*Job*:
Your task is to write out exactly the lines from the line containing "Transcribe this image's" through the end of the records, inclusive at both ends.

- - - - - - -

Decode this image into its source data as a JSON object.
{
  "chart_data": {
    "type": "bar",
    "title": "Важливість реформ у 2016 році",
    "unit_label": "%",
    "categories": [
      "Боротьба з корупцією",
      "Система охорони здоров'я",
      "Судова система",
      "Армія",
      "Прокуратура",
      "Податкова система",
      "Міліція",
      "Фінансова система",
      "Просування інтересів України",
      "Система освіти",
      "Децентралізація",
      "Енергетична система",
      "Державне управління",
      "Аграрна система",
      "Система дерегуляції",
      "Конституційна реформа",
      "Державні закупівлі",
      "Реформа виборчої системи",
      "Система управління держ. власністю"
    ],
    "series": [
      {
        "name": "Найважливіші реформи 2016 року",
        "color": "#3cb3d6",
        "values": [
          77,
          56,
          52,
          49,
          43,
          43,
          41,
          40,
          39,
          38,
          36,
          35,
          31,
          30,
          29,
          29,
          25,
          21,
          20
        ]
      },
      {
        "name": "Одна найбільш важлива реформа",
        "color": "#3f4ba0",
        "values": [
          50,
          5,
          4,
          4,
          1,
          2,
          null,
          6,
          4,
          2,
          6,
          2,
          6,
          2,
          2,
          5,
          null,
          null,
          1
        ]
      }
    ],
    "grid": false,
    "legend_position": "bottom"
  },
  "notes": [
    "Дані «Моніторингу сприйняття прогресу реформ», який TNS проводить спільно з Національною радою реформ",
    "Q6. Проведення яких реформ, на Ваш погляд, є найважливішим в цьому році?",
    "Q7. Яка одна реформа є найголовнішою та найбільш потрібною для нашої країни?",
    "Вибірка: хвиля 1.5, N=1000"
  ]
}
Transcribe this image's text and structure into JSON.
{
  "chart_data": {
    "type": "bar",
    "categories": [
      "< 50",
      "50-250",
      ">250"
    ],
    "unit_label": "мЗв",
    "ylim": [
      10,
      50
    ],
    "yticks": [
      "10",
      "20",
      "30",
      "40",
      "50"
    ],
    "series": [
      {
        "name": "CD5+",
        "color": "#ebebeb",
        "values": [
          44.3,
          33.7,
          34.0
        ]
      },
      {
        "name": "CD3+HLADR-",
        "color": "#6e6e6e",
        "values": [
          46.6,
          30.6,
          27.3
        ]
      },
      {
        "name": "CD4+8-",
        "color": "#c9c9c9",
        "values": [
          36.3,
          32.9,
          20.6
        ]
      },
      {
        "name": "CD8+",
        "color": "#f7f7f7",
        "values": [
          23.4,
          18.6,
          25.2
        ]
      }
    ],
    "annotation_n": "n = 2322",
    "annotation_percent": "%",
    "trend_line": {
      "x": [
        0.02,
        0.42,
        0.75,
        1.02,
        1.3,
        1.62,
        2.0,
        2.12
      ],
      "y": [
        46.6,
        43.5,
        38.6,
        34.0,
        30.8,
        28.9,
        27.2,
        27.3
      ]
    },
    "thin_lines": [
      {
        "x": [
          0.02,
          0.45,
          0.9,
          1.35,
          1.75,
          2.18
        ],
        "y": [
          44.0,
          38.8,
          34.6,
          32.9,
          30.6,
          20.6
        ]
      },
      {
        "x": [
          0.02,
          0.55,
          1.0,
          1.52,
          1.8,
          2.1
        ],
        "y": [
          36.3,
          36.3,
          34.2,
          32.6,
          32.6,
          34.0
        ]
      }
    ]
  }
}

- - - - - - -

*Task response*:
Transcribe this image's text and structure into JSON.
{
  "chart_data": {
    "type": "bar",
    "categories": [
      "< 50",
      "50-250",
      ">250"
    ],
    "unit_label": "мЗв",
    "ylim": [
      10,
      50
    ],
    "yticks": [
      "10",
      "20",
      "30",
      "40",
      "50"
    ],
    "series": [
      {
        "name": "CD5+",
        "color": "#ebebeb",
        "values": [
          44.3,
          33.7,
          34.0
        ]
      },
      {
        "name": "CD3+HLADR-",
        "color": "#6e6e6e",
        "values": [
          46.6,
          30.6,
          27.3
        ]
      },
      {
        "name": "CD4+8-",
        "color": "#c9c9c9",
        "values": [
          36.3,
          32.9,
          20.6
        ]
      },
      {
        "name": "CD8+",
        "color": "#f7f7f7",
        "values": [
          23.4,
          18.6,
          25.2
        ]
      }
    ],
    "annotation_n": "n = 2322",
    "annotation_percent": "%",
    "trend_line": {
      "x": [
        0.02,
        0.42,
        0.75,
        1.02,
        1.3,
        1.62,
        2.0,
        2.12
      ],
      "y": [
        46.6,
        43.5,
        38.6,
        34.0,
        30.8,
        28.9,
        27.2,
        27.3
      ]
    },
    "thin_lines": [
      {
        "x": [
          0.02,
          0.45,
          0.9,
          1.35,
          1.75,
          2.18
        ],
        "y": [
          44.0,
          38.8,
          34.6,
          32.9,
          30.6,
          20.6
        ]
      },
      {
        "x": [
          0.02,
          0.55,
          1.0,
          1.52,
          1.8,
          2.1
        ],
        "y": [
          36.3,
          36.3,
          34.2,
          32.6,
          32.6,
          34.0
        ]
      }
    ]
  }
}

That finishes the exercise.